[Data entries]
>> begin

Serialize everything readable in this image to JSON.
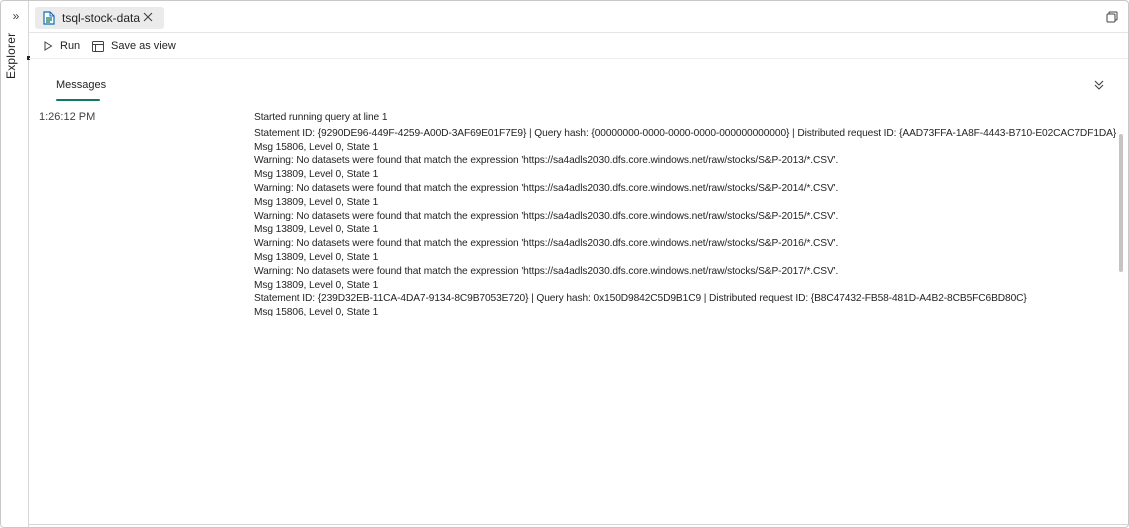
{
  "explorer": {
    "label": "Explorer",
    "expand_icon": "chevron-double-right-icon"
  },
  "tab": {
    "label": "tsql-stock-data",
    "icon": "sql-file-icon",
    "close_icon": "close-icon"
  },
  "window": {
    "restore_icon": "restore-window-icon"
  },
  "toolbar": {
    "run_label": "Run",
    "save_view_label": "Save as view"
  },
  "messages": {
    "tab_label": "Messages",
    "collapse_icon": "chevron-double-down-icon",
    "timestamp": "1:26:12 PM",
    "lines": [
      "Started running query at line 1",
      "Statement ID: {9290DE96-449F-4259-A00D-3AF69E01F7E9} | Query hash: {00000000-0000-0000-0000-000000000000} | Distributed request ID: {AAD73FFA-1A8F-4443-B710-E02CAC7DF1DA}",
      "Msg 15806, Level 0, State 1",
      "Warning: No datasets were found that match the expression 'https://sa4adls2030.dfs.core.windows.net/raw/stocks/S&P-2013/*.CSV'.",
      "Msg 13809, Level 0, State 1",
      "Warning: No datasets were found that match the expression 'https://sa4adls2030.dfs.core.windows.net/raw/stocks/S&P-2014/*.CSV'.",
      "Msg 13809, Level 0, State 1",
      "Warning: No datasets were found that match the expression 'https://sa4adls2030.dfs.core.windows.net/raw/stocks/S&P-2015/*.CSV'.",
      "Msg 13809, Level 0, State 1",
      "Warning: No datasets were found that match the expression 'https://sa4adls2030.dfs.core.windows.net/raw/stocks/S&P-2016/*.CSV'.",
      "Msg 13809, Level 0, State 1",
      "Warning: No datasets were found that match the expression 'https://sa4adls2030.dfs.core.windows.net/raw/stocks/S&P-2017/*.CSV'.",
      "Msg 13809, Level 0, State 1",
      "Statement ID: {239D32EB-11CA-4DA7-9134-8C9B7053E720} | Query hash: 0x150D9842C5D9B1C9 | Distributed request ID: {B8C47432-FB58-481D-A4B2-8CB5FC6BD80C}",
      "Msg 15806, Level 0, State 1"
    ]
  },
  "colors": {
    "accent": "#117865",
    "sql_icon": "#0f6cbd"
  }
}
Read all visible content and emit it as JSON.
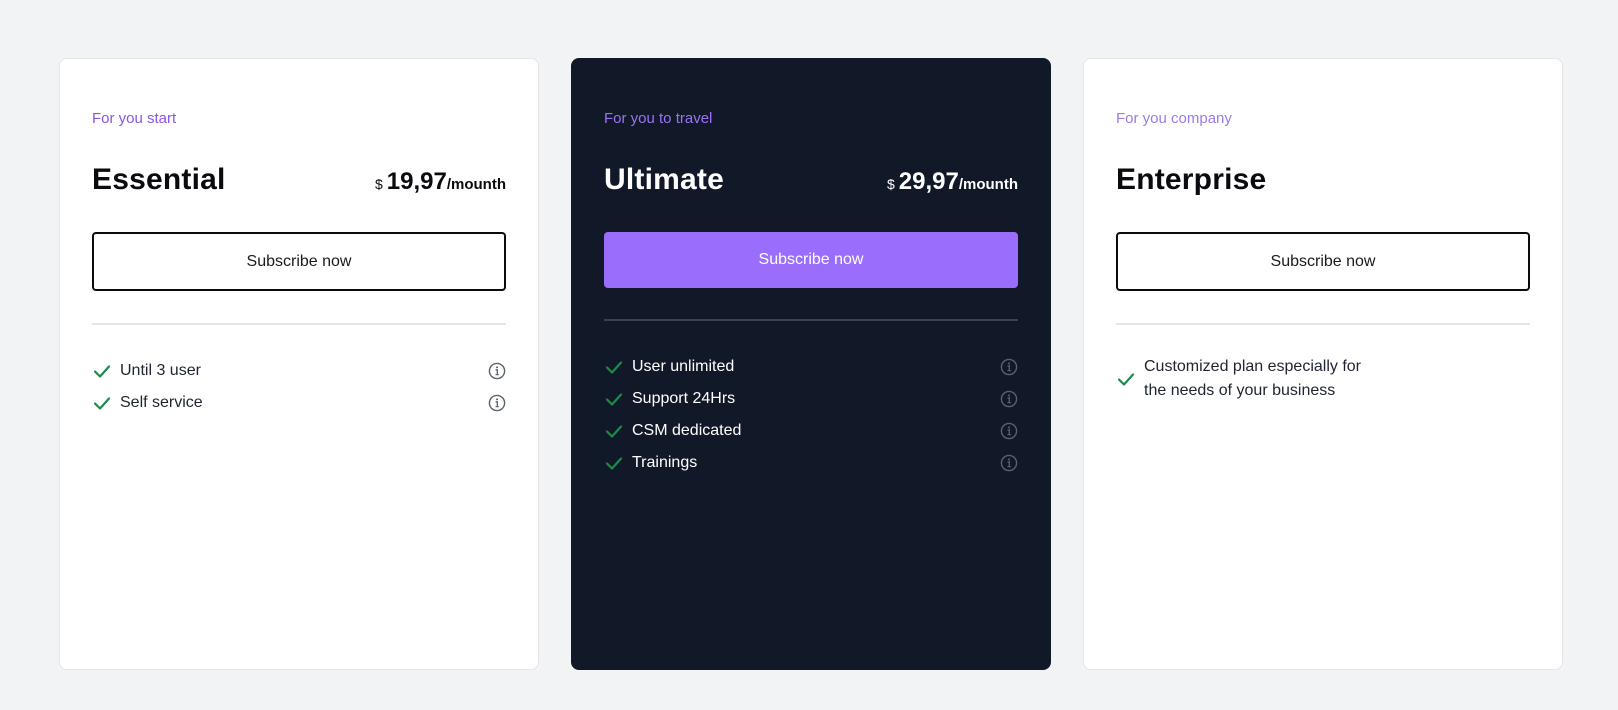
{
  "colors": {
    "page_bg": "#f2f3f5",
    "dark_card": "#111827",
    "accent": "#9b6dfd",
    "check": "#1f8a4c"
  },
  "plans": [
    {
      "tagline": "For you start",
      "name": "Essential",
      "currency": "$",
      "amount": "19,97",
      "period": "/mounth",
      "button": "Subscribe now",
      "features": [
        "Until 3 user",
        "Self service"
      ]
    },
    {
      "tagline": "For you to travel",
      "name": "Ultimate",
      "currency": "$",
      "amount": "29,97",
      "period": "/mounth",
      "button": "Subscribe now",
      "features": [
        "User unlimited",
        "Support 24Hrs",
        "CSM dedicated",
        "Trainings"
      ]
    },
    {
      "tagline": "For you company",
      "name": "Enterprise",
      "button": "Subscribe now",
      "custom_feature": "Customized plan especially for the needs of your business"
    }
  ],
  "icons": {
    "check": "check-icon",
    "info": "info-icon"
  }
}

>> end

Omit the pictures. Transcribe every record exactly.

Serialize everything readable in this image to JSON.
{
  "explorer": {
    "label": "Explorer",
    "expand_icon": "chevron-double-right-icon"
  },
  "tab": {
    "label": "tsql-stock-data",
    "icon": "sql-file-icon",
    "close_icon": "close-icon"
  },
  "window": {
    "restore_icon": "restore-window-icon"
  },
  "toolbar": {
    "run_label": "Run",
    "save_view_label": "Save as view"
  },
  "messages": {
    "tab_label": "Messages",
    "collapse_icon": "chevron-double-down-icon",
    "timestamp": "1:26:12 PM",
    "lines": [
      "Started running query at line 1",
      "Statement ID: {9290DE96-449F-4259-A00D-3AF69E01F7E9} | Query hash: {00000000-0000-0000-0000-000000000000} | Distributed request ID: {AAD73FFA-1A8F-4443-B710-E02CAC7DF1DA}",
      "Msg 15806, Level 0, State 1",
      "Warning: No datasets were found that match the expression 'https://sa4adls2030.dfs.core.windows.net/raw/stocks/S&P-2013/*.CSV'.",
      "Msg 13809, Level 0, State 1",
      "Warning: No datasets were found that match the expression 'https://sa4adls2030.dfs.core.windows.net/raw/stocks/S&P-2014/*.CSV'.",
      "Msg 13809, Level 0, State 1",
      "Warning: No datasets were found that match the expression 'https://sa4adls2030.dfs.core.windows.net/raw/stocks/S&P-2015/*.CSV'.",
      "Msg 13809, Level 0, State 1",
      "Warning: No datasets were found that match the expression 'https://sa4adls2030.dfs.core.windows.net/raw/stocks/S&P-2016/*.CSV'.",
      "Msg 13809, Level 0, State 1",
      "Warning: No datasets were found that match the expression 'https://sa4adls2030.dfs.core.windows.net/raw/stocks/S&P-2017/*.CSV'.",
      "Msg 13809, Level 0, State 1",
      "Statement ID: {239D32EB-11CA-4DA7-9134-8C9B7053E720} | Query hash: 0x150D9842C5D9B1C9 | Distributed request ID: {B8C47432-FB58-481D-A4B2-8CB5FC6BD80C}",
      "Msg 15806, Level 0, State 1"
    ]
  },
  "colors": {
    "accent": "#117865",
    "sql_icon": "#0f6cbd"
  }
}
Read all visible content and emit it as JSON.
{
  "colors": {
    "page_bg": "#f2f3f5",
    "dark_card": "#111827",
    "accent": "#9b6dfd",
    "check": "#1f8a4c"
  },
  "plans": [
    {
      "tagline": "For you start",
      "name": "Essential",
      "currency": "$",
      "amount": "19,97",
      "period": "/mounth",
      "button": "Subscribe now",
      "features": [
        "Until 3 user",
        "Self service"
      ]
    },
    {
      "tagline": "For you to travel",
      "name": "Ultimate",
      "currency": "$",
      "amount": "29,97",
      "period": "/mounth",
      "button": "Subscribe now",
      "features": [
        "User unlimited",
        "Support 24Hrs",
        "CSM dedicated",
        "Trainings"
      ]
    },
    {
      "tagline": "For you company",
      "name": "Enterprise",
      "button": "Subscribe now",
      "custom_feature": "Customized plan especially for the needs of your business"
    }
  ],
  "icons": {
    "check": "check-icon",
    "info": "info-icon"
  }
}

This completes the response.